— start INPUT RECORDS —

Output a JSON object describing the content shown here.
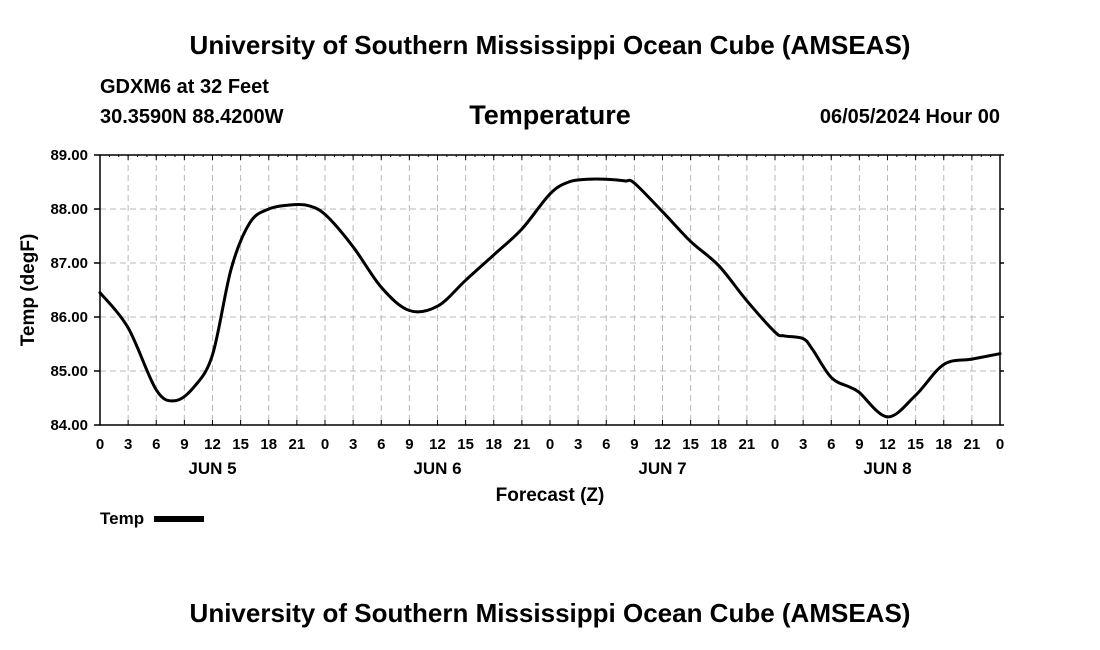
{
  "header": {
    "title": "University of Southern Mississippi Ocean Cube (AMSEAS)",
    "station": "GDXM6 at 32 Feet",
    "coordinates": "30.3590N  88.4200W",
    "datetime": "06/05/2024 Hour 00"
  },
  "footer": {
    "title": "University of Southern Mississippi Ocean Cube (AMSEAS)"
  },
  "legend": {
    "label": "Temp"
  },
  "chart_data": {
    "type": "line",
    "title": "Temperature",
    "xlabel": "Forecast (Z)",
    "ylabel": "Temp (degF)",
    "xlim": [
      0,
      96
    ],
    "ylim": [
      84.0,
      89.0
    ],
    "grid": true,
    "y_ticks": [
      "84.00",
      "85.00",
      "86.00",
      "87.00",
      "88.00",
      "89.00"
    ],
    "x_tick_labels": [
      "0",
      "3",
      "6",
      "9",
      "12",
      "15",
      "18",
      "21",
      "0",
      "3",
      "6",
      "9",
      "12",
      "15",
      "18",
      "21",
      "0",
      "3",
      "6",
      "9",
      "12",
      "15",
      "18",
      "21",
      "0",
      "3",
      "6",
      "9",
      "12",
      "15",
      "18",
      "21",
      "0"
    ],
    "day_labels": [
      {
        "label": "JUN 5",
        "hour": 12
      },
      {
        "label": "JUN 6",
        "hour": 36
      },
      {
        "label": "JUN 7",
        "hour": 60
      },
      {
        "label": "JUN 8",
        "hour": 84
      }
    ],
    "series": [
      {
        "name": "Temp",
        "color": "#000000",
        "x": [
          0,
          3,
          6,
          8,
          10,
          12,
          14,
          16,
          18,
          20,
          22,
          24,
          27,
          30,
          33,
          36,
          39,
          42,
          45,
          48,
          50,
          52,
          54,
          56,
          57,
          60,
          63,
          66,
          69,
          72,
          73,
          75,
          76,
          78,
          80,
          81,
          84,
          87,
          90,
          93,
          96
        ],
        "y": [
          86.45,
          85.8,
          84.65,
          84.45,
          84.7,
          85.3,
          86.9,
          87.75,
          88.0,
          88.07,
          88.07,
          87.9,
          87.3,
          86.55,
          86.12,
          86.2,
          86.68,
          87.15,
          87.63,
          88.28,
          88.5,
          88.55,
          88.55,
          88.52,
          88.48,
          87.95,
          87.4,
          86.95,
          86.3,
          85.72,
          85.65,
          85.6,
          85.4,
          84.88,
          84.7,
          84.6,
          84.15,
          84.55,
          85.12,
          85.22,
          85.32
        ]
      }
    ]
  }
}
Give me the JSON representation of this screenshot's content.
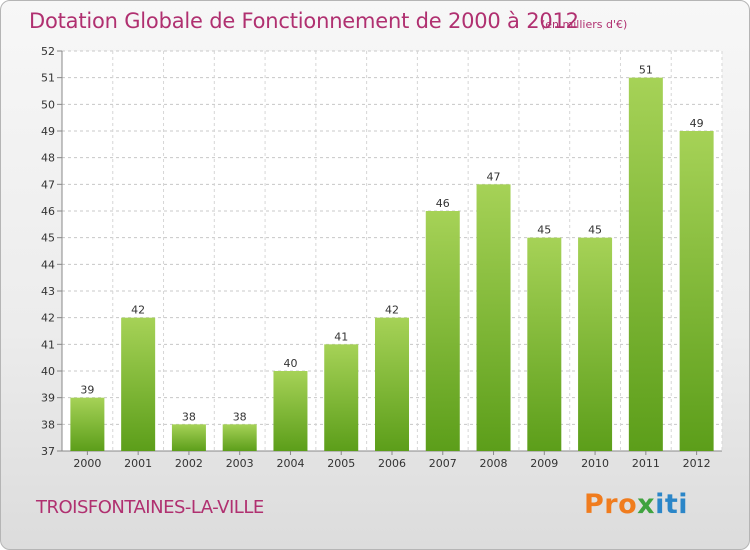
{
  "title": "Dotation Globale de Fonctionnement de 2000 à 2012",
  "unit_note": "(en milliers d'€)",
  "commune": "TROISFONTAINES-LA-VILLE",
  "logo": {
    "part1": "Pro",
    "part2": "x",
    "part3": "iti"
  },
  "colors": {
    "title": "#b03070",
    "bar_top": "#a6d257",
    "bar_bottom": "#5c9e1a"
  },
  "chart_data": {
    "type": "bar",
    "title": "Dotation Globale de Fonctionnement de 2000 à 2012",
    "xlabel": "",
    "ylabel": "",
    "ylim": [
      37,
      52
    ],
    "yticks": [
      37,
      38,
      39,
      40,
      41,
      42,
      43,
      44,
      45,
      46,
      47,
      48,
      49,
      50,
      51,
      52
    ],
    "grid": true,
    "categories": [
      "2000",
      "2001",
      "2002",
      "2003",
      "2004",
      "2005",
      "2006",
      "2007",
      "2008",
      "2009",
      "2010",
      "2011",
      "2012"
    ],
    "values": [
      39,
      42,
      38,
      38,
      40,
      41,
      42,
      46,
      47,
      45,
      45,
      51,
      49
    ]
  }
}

— end INPUT RECORDS —

AIM:
Locate each line containing the string "JSON" and show it.

WRITTEN ANSWER:
Output a JSON object describing the content shown here.
Give me the JSON representation of this screenshot's content.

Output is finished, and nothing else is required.